-- begin --

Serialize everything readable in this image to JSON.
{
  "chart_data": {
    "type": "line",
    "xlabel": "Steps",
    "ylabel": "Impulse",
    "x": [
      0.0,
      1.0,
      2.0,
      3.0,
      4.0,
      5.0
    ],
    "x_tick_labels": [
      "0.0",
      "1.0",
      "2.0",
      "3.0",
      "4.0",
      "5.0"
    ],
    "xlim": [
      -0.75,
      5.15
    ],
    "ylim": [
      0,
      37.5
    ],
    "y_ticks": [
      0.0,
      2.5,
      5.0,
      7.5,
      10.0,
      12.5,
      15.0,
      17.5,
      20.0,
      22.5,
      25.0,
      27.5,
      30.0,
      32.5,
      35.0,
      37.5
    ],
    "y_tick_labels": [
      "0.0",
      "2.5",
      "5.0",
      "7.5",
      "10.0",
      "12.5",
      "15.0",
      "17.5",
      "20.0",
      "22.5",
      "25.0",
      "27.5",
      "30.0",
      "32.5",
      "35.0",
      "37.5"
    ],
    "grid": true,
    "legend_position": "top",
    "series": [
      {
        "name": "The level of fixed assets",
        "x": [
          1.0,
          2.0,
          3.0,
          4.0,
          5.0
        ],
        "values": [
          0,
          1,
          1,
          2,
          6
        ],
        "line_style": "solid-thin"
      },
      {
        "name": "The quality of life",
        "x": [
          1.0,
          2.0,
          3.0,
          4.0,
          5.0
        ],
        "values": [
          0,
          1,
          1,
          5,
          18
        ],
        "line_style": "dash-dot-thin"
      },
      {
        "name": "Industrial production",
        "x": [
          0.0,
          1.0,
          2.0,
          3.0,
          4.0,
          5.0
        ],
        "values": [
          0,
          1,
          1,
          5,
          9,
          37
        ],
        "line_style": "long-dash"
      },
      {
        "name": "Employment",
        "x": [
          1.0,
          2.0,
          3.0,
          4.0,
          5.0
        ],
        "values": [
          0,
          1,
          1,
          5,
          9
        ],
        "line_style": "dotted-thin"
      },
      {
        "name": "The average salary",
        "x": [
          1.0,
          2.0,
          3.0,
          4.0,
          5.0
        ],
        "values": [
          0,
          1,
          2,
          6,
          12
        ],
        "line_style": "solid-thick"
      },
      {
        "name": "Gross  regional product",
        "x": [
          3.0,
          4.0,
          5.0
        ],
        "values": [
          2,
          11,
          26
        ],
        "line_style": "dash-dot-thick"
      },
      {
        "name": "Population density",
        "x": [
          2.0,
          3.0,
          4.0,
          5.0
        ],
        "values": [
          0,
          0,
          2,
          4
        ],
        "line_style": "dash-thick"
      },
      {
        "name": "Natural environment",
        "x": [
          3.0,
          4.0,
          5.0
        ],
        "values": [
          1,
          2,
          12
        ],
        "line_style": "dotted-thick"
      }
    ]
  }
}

-- end --

• [Exercise] Return each line of the data that contains the string "thick".

• [Expected output]
        "line_style": "solid-thick"
        "line_style": "dash-dot-thick"
        "line_style": "dash-thick"
        "line_style": "dotted-thick"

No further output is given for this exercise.